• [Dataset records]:
────────────────
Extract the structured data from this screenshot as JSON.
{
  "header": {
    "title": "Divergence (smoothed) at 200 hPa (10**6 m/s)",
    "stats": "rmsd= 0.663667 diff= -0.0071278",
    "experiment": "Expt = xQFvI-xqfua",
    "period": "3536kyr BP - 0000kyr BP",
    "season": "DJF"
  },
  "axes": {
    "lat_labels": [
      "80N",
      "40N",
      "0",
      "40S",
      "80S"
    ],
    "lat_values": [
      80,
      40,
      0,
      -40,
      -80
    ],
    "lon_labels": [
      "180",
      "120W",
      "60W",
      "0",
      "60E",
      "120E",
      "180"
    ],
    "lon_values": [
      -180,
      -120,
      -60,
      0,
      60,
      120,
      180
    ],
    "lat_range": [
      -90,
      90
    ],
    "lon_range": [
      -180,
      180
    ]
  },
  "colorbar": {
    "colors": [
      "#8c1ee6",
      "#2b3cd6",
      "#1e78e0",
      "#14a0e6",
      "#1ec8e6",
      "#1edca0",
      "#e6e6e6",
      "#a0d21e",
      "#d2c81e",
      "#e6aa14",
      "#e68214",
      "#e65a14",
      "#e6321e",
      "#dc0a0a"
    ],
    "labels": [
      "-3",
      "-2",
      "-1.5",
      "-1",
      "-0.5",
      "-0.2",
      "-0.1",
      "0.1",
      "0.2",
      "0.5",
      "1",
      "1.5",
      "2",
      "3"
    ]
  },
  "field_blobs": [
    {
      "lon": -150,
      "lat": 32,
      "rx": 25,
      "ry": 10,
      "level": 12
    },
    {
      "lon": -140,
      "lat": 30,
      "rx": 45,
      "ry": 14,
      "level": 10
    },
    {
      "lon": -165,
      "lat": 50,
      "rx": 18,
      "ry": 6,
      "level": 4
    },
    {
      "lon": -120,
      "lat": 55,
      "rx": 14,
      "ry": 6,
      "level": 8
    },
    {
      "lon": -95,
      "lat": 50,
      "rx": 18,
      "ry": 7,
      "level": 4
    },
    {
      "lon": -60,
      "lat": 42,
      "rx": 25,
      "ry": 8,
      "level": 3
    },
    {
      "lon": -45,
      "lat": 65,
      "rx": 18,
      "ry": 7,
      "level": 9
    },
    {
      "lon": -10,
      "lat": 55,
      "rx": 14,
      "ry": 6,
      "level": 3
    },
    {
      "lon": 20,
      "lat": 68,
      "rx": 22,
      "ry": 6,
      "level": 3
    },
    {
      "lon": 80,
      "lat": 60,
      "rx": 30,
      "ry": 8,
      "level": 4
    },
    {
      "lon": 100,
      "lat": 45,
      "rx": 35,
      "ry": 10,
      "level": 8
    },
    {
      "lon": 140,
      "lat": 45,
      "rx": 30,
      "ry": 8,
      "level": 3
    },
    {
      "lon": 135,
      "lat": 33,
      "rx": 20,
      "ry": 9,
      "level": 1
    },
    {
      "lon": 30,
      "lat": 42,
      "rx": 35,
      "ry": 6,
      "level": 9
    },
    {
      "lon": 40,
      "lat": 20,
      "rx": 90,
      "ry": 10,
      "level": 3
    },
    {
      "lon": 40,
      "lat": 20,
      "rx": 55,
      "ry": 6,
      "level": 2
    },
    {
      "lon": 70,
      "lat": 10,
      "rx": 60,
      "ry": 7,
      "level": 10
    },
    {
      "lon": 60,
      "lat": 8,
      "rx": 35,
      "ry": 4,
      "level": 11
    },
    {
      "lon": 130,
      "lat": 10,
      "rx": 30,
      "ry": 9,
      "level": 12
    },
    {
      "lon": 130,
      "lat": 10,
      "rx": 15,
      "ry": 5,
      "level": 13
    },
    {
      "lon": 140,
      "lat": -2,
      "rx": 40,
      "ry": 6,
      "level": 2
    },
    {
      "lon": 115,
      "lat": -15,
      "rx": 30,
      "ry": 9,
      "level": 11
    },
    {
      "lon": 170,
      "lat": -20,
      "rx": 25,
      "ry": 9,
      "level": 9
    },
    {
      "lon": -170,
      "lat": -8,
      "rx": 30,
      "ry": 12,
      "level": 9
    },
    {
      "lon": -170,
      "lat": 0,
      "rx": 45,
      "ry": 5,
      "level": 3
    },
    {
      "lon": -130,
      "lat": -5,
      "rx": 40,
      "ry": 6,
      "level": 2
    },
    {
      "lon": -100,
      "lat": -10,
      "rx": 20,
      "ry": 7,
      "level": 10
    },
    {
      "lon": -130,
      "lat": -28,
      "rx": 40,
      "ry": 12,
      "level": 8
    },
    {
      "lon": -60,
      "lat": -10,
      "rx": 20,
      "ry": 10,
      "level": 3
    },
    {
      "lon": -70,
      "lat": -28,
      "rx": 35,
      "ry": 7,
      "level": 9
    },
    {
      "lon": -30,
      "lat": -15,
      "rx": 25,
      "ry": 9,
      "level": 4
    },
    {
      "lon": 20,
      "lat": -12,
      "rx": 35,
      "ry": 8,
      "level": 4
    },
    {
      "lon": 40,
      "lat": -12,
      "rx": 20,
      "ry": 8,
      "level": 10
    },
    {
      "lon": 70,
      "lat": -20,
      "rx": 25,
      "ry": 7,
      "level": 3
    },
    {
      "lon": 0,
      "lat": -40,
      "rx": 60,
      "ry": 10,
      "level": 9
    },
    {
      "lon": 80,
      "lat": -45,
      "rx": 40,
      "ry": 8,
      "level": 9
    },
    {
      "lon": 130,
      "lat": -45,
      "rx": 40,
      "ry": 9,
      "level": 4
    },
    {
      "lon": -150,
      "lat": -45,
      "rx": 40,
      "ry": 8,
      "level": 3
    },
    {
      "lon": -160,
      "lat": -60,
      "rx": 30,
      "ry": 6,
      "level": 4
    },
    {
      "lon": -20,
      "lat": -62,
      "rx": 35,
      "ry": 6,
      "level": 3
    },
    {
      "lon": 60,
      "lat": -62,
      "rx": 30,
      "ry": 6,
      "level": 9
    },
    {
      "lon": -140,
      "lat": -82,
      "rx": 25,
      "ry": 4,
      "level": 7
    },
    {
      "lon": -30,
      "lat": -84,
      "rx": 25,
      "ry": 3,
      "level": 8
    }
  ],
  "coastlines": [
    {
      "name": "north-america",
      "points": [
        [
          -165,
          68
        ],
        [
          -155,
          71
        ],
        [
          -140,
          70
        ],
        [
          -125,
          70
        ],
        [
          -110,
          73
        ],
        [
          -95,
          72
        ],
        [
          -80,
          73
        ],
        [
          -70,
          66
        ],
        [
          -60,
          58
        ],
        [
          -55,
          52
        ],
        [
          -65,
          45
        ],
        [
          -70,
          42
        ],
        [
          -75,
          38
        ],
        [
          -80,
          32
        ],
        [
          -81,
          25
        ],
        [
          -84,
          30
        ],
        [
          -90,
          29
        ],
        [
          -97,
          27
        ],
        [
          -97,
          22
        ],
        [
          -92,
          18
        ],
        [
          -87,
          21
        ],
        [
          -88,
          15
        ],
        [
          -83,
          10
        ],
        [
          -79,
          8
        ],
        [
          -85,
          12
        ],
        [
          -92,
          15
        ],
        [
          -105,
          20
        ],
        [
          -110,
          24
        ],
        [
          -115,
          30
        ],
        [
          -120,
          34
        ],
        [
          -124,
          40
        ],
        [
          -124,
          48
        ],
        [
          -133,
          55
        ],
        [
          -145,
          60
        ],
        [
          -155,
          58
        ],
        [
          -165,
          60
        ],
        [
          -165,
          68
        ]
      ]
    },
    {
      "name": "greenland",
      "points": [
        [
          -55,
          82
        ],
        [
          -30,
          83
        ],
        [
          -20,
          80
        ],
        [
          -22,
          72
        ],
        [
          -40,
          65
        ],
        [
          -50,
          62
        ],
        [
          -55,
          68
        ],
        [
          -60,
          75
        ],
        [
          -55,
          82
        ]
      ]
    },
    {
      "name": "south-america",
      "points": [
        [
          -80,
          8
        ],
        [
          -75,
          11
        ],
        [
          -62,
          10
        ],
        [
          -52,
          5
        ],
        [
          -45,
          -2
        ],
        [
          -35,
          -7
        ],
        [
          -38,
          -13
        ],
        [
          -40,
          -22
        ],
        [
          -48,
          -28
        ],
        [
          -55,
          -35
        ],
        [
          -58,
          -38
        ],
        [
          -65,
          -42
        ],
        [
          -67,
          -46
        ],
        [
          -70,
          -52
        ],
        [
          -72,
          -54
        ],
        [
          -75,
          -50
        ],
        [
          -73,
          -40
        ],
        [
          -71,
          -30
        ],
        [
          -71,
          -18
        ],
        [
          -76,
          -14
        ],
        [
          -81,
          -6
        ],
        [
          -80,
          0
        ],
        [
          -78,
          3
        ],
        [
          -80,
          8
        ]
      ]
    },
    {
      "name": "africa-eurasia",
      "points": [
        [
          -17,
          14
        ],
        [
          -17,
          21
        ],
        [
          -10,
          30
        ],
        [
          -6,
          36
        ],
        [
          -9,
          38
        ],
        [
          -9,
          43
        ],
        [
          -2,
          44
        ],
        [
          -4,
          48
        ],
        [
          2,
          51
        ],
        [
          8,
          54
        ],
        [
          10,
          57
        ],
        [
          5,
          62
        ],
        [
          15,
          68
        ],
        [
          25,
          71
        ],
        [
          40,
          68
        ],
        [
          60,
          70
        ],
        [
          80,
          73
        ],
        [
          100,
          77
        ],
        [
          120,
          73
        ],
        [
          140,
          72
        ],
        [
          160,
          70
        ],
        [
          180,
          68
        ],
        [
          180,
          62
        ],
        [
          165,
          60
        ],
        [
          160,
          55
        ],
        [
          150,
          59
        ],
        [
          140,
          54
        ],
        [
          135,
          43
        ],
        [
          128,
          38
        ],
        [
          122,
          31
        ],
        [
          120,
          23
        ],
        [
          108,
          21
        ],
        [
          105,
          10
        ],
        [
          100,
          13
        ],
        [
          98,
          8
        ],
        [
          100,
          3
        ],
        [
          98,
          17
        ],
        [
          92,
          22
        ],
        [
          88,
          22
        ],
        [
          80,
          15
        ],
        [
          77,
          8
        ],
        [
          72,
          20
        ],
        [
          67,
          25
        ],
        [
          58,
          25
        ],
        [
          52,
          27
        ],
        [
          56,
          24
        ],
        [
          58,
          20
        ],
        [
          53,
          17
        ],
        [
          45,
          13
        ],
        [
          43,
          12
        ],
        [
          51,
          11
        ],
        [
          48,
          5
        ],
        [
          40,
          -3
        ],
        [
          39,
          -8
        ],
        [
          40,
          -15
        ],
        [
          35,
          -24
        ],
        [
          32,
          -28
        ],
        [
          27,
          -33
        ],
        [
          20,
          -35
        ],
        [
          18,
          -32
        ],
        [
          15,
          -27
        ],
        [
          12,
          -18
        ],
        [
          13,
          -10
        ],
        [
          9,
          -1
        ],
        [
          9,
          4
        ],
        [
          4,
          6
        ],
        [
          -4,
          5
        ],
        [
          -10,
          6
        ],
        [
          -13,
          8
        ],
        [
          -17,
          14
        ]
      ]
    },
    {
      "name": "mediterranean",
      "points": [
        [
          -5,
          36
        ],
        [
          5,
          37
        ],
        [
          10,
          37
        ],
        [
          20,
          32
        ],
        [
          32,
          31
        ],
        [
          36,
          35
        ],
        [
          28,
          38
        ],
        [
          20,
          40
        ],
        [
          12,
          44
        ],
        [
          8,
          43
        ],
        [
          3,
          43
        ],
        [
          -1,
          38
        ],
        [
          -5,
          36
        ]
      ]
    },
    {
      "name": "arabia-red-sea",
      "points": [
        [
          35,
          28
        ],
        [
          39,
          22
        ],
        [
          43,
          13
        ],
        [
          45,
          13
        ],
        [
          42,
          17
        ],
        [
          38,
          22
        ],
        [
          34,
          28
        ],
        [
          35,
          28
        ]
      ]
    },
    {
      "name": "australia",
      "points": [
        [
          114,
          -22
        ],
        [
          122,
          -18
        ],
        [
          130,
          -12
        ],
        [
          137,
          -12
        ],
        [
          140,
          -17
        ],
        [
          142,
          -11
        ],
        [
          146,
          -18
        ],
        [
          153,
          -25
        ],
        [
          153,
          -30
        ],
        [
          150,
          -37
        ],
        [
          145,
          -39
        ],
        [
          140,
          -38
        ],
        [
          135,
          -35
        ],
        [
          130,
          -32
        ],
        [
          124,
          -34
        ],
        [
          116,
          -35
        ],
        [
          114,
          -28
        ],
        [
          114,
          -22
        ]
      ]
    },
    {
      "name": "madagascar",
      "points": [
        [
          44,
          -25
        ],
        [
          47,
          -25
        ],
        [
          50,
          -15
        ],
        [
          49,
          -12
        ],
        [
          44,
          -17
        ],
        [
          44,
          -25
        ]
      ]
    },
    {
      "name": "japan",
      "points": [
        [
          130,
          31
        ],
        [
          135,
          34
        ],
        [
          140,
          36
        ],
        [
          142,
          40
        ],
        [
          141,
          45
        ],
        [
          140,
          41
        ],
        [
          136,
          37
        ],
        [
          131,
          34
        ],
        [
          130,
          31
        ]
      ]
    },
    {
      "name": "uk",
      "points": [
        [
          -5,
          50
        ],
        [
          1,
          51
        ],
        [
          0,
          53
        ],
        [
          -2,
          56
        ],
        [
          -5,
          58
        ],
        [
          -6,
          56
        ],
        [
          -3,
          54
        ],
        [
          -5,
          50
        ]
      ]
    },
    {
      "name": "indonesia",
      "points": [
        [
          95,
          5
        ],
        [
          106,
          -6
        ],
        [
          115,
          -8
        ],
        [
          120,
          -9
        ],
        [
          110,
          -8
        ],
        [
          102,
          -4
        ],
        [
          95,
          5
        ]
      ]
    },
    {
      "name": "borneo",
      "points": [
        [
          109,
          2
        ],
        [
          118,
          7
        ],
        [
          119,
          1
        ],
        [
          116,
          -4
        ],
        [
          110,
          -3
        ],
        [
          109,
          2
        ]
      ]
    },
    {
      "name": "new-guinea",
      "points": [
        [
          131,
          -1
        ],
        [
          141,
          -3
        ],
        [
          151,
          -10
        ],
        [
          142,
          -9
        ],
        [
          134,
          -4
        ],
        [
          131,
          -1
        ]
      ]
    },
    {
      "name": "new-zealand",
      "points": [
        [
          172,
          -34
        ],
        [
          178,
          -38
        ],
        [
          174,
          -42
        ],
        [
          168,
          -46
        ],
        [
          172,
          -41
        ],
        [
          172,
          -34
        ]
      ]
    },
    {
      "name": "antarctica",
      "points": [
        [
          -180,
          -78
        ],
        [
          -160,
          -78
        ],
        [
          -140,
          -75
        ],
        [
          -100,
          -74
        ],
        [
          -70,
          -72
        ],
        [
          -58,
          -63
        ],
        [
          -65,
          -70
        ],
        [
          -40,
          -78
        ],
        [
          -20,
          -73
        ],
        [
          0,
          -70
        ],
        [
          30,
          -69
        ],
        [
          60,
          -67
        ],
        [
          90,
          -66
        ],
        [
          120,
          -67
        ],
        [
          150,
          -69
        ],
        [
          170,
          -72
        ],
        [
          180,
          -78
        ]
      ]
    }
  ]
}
────────────────
• [Exercise directions]: Pull out every line of the records that includes the string "america".

• [The response]:
      "name": "north-america",
      "name": "south-america",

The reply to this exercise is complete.